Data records
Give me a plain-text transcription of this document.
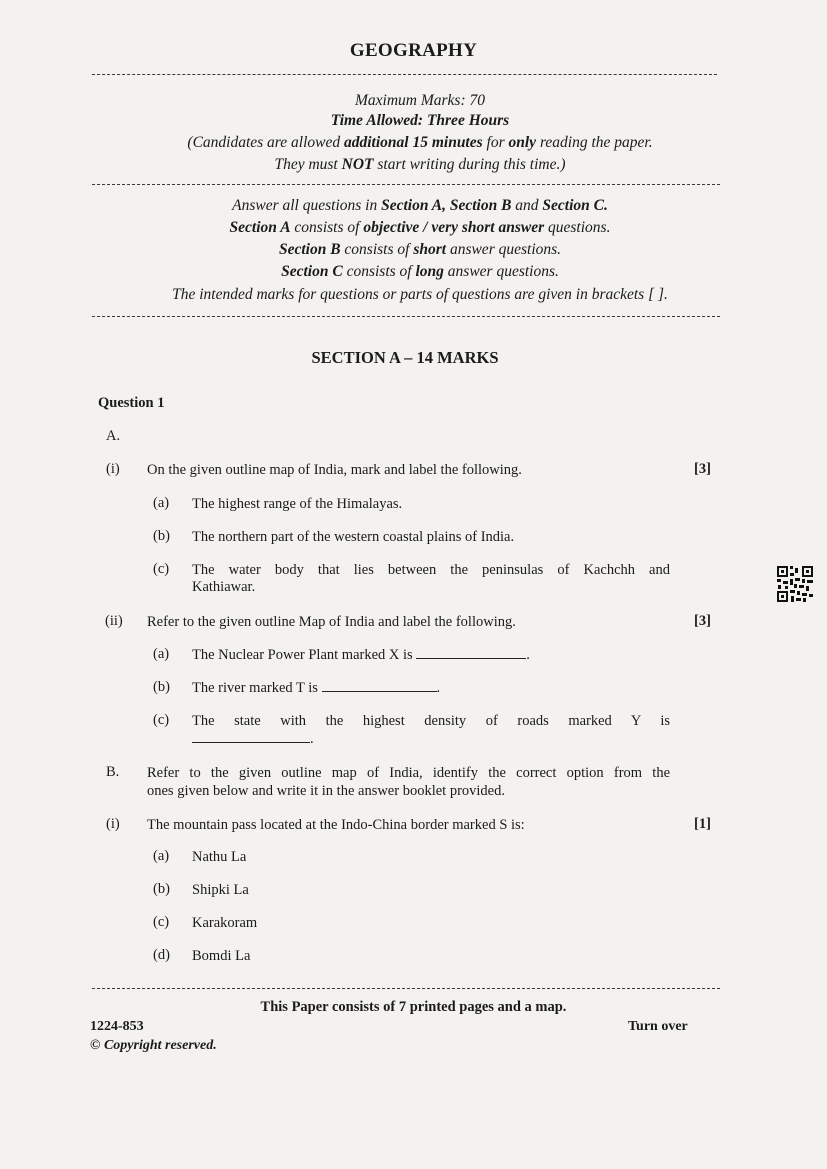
GEOGRAPHY
Maximum Marks: 70
Time Allowed: Three Hours
(Candidates are allowed additional 15 minutes for only reading the paper.
They must NOT start writing during this time.)
Answer all questions in Section A, Section B and Section C.
Section A consists of objective / very short answer questions.
Section B consists of short answer questions.
Section C consists of long answer questions.
The intended marks for questions or parts of questions are given in brackets [ ].
SECTION A – 14 MARKS
Question 1
A.
(i) On the given outline map of India, mark and label the following.	[3]
(a) The highest range of the Himalayas.
(b) The northern part of the western coastal plains of India.
(c) The water body that lies between the peninsulas of Kachchh and
Kathiawar.
(ii) Refer to the given outline Map of India and label the following.	[3]
(a) The Nuclear Power Plant marked X is	.
(b) The river marked T is	.
(c) The state with the highest density of roads marked Y is
.
B. Refer to the given outline map of India, identify the correct option from the
ones given below and write it in the answer booklet provided.
(i) The mountain pass located at the Indo-China border marked S is:	[1]
(a) Nathu La
(b) Shipki La
(c) Karakoram
(d) Bomdi La
This Paper consists of 7 printed pages and a map.
1224-853
© Copyright reserved.
Turn over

● **INSTRUCTION**
List each line of the entries that holds the string "outline".

● **RESPONSE BELOW**
(i) On the given outline map of India, mark and label the following.	[3]
(ii) Refer to the given outline Map of India and label the following.	[3]
B. Refer to the given outline map of India, identify the correct option from the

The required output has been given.